══ Records for this exercise ══

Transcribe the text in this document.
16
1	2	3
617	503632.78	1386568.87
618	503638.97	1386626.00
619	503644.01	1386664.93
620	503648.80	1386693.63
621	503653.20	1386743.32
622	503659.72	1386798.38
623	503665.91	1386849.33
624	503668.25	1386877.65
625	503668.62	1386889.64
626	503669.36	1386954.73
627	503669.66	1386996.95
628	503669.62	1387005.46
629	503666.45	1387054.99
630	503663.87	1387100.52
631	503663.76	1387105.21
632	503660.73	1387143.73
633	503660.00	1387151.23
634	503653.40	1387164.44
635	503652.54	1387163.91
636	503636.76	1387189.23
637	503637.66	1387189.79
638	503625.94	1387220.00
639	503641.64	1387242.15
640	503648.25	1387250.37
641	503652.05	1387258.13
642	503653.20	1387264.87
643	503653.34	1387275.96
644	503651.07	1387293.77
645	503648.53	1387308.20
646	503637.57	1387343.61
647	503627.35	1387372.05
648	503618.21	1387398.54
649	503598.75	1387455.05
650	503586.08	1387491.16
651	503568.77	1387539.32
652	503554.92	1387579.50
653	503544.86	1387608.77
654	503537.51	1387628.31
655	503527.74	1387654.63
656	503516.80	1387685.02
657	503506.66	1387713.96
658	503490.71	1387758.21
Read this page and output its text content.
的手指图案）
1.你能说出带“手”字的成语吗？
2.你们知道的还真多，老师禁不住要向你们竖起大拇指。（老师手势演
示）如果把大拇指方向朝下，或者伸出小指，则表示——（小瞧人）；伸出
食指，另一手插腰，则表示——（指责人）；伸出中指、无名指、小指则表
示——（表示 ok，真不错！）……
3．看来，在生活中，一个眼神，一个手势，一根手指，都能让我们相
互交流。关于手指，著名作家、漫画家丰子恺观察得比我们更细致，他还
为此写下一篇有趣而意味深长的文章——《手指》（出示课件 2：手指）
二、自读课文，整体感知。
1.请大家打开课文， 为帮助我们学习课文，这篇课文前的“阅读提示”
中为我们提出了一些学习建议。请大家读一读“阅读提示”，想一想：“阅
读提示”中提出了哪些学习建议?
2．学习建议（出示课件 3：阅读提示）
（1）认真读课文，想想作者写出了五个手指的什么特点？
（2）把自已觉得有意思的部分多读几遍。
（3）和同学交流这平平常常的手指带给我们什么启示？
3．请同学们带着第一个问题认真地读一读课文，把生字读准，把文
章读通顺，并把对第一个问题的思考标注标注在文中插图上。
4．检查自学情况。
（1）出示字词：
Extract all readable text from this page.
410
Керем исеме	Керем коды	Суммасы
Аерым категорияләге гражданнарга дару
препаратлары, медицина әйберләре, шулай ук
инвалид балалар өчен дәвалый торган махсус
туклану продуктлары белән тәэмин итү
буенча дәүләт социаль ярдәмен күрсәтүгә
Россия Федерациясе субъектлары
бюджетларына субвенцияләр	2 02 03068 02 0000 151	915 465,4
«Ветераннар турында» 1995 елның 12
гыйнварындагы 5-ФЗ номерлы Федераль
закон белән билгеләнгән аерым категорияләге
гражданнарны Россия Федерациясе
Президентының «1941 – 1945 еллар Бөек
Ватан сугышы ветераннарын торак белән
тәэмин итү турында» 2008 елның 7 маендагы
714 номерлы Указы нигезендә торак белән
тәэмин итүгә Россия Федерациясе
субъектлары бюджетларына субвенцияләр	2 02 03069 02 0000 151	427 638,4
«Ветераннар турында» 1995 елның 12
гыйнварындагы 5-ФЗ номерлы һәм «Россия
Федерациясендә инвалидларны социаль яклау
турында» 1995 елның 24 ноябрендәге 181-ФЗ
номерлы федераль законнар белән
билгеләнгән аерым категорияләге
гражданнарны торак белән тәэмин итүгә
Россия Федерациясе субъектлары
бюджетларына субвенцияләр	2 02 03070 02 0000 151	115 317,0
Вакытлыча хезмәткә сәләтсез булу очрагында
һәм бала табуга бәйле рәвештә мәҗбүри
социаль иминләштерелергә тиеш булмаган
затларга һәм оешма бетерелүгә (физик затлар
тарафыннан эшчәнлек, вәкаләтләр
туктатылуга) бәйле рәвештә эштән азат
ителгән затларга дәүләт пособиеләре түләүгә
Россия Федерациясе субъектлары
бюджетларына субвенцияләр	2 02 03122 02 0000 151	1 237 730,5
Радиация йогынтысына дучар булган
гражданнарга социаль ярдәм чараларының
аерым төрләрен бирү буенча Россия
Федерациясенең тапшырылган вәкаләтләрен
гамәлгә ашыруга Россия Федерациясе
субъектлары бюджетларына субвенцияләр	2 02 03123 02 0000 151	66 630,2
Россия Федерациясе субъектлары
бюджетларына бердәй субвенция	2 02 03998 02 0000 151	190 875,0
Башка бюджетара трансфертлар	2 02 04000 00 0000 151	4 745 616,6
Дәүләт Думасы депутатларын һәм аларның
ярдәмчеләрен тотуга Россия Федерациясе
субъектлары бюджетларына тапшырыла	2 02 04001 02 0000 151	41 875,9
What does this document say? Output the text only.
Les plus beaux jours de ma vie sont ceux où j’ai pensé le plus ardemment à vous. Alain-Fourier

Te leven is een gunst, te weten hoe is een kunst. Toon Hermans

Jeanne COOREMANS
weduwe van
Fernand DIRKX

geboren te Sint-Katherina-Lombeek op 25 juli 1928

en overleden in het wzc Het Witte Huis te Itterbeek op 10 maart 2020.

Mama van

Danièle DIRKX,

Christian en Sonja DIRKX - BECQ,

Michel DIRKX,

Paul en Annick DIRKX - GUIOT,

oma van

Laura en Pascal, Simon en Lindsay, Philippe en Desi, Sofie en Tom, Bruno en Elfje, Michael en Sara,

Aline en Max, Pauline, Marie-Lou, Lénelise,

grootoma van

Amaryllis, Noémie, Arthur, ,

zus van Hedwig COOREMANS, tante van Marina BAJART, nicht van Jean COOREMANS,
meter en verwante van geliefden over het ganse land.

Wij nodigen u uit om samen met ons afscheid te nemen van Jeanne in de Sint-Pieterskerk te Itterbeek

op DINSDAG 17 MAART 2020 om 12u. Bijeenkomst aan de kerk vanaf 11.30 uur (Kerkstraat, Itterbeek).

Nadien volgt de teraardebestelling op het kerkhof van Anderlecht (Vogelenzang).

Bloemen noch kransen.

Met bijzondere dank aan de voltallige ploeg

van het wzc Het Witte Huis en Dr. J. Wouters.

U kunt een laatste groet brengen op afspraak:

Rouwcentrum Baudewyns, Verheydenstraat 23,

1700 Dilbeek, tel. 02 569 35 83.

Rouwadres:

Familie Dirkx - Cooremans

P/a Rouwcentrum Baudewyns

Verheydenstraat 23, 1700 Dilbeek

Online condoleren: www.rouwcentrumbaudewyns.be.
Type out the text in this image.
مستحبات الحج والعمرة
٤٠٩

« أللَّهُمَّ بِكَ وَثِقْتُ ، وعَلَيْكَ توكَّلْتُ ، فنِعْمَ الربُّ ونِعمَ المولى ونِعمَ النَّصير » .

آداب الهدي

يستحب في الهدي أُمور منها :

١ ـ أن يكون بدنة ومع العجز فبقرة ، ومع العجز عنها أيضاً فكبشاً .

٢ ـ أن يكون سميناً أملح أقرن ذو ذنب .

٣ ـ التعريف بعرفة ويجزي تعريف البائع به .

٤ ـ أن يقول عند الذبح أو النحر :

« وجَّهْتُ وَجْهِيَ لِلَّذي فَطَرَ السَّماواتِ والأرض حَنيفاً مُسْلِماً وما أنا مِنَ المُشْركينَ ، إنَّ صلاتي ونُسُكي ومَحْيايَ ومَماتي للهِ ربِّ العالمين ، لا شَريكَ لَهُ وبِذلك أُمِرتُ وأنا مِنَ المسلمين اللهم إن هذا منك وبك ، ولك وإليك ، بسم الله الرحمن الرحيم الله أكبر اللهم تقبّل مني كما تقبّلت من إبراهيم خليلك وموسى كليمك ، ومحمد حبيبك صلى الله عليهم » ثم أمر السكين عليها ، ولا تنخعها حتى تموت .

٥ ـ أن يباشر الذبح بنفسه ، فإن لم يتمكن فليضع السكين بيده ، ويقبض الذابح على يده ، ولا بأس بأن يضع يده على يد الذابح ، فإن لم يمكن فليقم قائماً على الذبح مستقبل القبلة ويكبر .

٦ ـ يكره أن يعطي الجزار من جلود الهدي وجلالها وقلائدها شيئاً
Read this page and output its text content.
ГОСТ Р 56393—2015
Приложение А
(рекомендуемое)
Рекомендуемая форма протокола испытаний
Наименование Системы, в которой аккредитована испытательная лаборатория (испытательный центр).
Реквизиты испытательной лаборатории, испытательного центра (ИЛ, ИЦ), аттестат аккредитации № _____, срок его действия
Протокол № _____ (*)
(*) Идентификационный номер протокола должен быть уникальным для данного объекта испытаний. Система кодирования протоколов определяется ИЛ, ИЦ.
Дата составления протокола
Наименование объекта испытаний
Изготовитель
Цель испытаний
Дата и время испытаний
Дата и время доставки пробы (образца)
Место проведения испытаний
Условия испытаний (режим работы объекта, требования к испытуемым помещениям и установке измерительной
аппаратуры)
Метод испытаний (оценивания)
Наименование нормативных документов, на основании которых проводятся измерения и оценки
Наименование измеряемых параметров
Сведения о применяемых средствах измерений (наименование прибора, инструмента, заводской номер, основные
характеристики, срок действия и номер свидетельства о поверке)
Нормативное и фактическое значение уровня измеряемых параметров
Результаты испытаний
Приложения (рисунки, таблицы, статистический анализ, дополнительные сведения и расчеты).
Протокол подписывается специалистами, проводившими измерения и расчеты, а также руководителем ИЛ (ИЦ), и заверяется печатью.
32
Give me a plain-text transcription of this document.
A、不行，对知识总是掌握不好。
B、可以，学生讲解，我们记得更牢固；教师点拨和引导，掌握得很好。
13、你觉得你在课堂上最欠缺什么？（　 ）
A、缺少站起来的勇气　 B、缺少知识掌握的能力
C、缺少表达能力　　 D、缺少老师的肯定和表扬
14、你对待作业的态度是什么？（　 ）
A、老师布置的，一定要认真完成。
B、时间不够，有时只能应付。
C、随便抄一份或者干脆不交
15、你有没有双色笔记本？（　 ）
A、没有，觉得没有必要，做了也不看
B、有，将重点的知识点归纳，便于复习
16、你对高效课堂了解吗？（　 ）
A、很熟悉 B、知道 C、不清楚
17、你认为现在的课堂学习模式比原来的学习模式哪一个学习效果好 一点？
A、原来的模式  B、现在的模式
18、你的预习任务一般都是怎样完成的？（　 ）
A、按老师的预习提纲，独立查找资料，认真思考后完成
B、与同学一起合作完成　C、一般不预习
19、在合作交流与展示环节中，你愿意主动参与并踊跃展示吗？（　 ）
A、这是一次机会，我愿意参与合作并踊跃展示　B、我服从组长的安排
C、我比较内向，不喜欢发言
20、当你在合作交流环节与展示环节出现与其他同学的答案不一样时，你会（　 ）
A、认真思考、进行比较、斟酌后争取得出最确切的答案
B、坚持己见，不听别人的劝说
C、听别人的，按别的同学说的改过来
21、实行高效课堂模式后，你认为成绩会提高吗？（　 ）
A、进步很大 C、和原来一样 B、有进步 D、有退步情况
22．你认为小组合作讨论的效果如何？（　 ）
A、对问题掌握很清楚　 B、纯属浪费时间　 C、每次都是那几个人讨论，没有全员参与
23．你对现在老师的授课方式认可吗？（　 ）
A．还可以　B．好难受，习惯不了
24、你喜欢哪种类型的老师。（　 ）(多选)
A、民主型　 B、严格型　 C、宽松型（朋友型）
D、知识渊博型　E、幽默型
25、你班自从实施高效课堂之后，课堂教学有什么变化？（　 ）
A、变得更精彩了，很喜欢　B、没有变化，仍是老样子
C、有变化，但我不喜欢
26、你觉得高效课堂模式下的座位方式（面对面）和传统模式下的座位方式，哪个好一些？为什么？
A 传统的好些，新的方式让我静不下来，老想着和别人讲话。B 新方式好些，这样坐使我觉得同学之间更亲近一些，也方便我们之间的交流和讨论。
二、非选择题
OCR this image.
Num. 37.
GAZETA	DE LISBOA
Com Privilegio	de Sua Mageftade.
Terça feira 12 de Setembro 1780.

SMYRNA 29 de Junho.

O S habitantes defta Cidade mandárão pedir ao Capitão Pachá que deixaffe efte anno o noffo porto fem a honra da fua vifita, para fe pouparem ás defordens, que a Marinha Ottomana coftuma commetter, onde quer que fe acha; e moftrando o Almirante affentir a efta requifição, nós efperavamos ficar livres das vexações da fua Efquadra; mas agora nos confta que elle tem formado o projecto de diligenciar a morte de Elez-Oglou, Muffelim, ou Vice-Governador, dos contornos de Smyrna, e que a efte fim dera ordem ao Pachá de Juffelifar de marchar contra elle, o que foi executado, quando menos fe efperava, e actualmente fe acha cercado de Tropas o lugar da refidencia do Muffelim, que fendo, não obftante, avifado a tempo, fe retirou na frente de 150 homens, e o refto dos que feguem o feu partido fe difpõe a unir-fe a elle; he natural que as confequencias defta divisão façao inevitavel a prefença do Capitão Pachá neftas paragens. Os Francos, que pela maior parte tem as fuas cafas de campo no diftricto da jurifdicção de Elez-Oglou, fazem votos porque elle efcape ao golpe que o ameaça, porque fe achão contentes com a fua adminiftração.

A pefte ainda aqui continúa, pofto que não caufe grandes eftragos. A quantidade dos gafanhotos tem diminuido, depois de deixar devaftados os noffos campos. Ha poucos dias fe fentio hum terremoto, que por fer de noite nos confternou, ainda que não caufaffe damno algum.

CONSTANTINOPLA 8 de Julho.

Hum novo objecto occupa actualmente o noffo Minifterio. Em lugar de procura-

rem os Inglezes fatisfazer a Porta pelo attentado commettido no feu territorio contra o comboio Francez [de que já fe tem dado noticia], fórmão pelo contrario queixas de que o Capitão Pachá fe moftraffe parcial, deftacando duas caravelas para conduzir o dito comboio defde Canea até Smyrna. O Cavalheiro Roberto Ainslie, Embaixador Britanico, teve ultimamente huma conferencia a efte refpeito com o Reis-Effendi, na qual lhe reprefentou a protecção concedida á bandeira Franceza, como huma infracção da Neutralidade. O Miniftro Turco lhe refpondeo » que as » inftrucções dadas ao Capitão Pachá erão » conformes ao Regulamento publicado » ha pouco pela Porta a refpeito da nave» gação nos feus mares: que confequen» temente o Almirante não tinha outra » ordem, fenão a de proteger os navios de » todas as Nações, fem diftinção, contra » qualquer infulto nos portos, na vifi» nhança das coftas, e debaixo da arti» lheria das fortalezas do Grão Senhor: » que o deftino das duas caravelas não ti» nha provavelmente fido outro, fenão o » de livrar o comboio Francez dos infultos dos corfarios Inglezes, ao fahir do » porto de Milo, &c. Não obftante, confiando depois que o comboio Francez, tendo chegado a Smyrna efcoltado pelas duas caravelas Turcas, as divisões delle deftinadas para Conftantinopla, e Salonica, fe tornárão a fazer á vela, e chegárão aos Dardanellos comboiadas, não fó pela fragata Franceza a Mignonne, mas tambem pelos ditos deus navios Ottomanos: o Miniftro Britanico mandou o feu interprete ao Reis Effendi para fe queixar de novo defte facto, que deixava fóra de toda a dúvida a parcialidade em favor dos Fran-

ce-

═══

Exercise requirements: Write down every line of the data above that includes the string "объекта".

Answer:
(*) Идентификационный номер протокола должен быть уникальным для данного объекта испытаний. Система кодирования протоколов определяется ИЛ, ИЦ.
Наименование объекта испытаний
Условия испытаний (режим работы объекта, требования к испытуемым помещениям и установке измерительной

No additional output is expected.